Extracted entries -
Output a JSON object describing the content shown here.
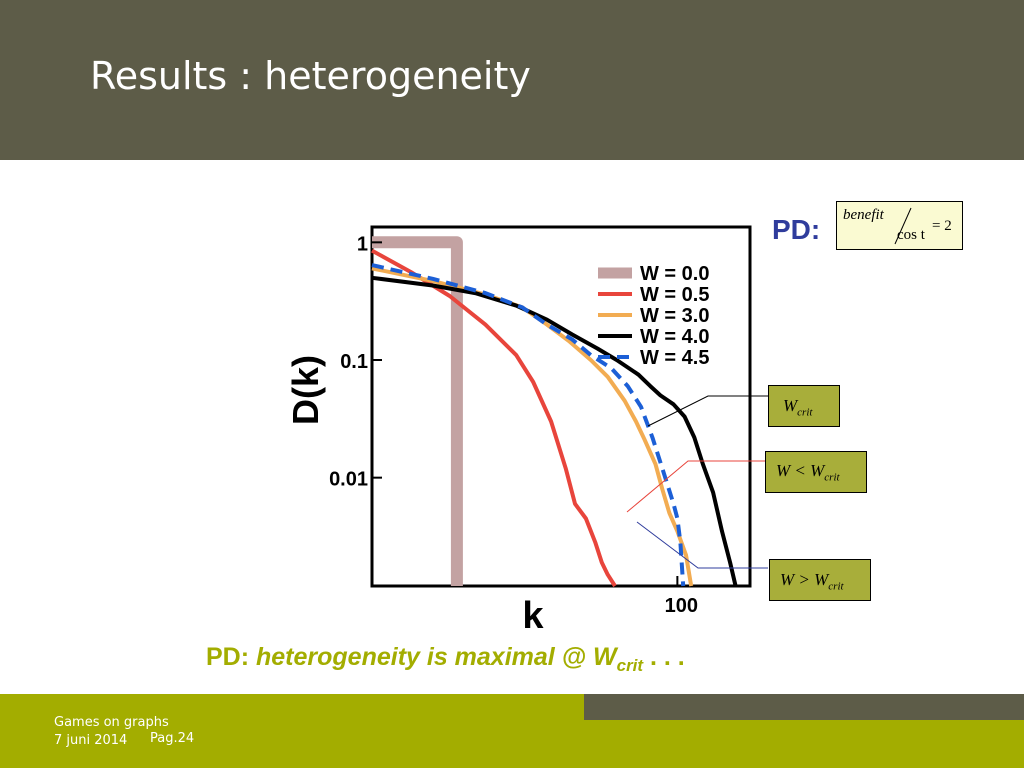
{
  "slide": {
    "title": "Results : heterogeneity",
    "pd_label": "PD:",
    "formula": {
      "numerator": "benefit",
      "denominator": "cos t",
      "equals": "= 2"
    },
    "annotations": {
      "crit": {
        "main": "W",
        "sub": "crit"
      },
      "less": {
        "main": "W < W",
        "sub": "crit"
      },
      "greater": {
        "main": "W > W",
        "sub": "crit"
      }
    },
    "caption": {
      "prefix": "PD:",
      "italic": " heterogeneity is maximal @ W",
      "sub": "crit",
      "suffix": " . . ."
    },
    "footer": {
      "line1": "Games on graphs",
      "date": "7 juni 2014",
      "page": "Pag.24"
    },
    "colors": {
      "header": "#5d5c48",
      "footer": "#a3ad00",
      "pd_blue": "#2f3c9c",
      "caption_green": "#a3ad00"
    }
  },
  "chart_data": {
    "type": "line",
    "xlabel": "k",
    "ylabel": "D(k)",
    "x_scale": "log",
    "y_scale": "log",
    "x_tick_labels": [
      "100"
    ],
    "y_tick_labels": [
      "1",
      "0.1",
      "0.01"
    ],
    "y_ticks": [
      1,
      0.1,
      0.01
    ],
    "xlim": [
      1.8,
      260
    ],
    "ylim": [
      0.0012,
      1.35
    ],
    "grid": false,
    "legend_position": "top-right",
    "series": [
      {
        "name": "W = 0.0",
        "color": "#c3a2a2",
        "style": "solid",
        "width": 12,
        "x": [
          1.8,
          5.5,
          5.5
        ],
        "y": [
          1,
          1,
          0.0012
        ]
      },
      {
        "name": "W = 0.5",
        "color": "#e8453c",
        "style": "solid",
        "width": 4,
        "x": [
          1.8,
          3,
          5,
          8,
          12,
          15,
          19,
          23,
          26,
          30,
          34,
          37,
          40,
          44
        ],
        "y": [
          0.85,
          0.56,
          0.35,
          0.2,
          0.11,
          0.065,
          0.03,
          0.012,
          0.006,
          0.0045,
          0.0028,
          0.0019,
          0.0015,
          0.0012
        ]
      },
      {
        "name": "W = 3.0",
        "color": "#f2ac52",
        "style": "solid",
        "width": 4,
        "x": [
          1.8,
          4,
          8,
          13,
          18,
          24,
          32,
          40,
          50,
          58,
          65,
          75,
          82,
          90,
          100,
          112,
          120
        ],
        "y": [
          0.6,
          0.47,
          0.36,
          0.28,
          0.2,
          0.145,
          0.1,
          0.072,
          0.045,
          0.03,
          0.021,
          0.013,
          0.008,
          0.005,
          0.0035,
          0.0022,
          0.0012
        ]
      },
      {
        "name": "W = 4.0",
        "color": "#000000",
        "style": "solid",
        "width": 4,
        "x": [
          1.8,
          4,
          7,
          12,
          18,
          25,
          35,
          45,
          60,
          70,
          80,
          95,
          110,
          125,
          140,
          160,
          180,
          200,
          215
        ],
        "y": [
          0.5,
          0.43,
          0.37,
          0.29,
          0.22,
          0.165,
          0.125,
          0.1,
          0.075,
          0.06,
          0.05,
          0.042,
          0.033,
          0.022,
          0.013,
          0.0075,
          0.0035,
          0.0019,
          0.0012
        ]
      },
      {
        "name": "W = 4.5",
        "color": "#1c5fd6",
        "style": "dashed",
        "width": 4,
        "x": [
          1.8,
          4,
          8,
          13,
          18,
          25,
          32,
          42,
          52,
          62,
          72,
          82,
          95,
          100,
          104,
          108
        ],
        "y": [
          0.64,
          0.49,
          0.37,
          0.28,
          0.2,
          0.15,
          0.11,
          0.085,
          0.06,
          0.04,
          0.022,
          0.012,
          0.006,
          0.0045,
          0.0028,
          0.0012
        ]
      }
    ]
  }
}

Set exercise - Above are lines of data; state how many of them contain the word "name", with no other output.

Solution - 5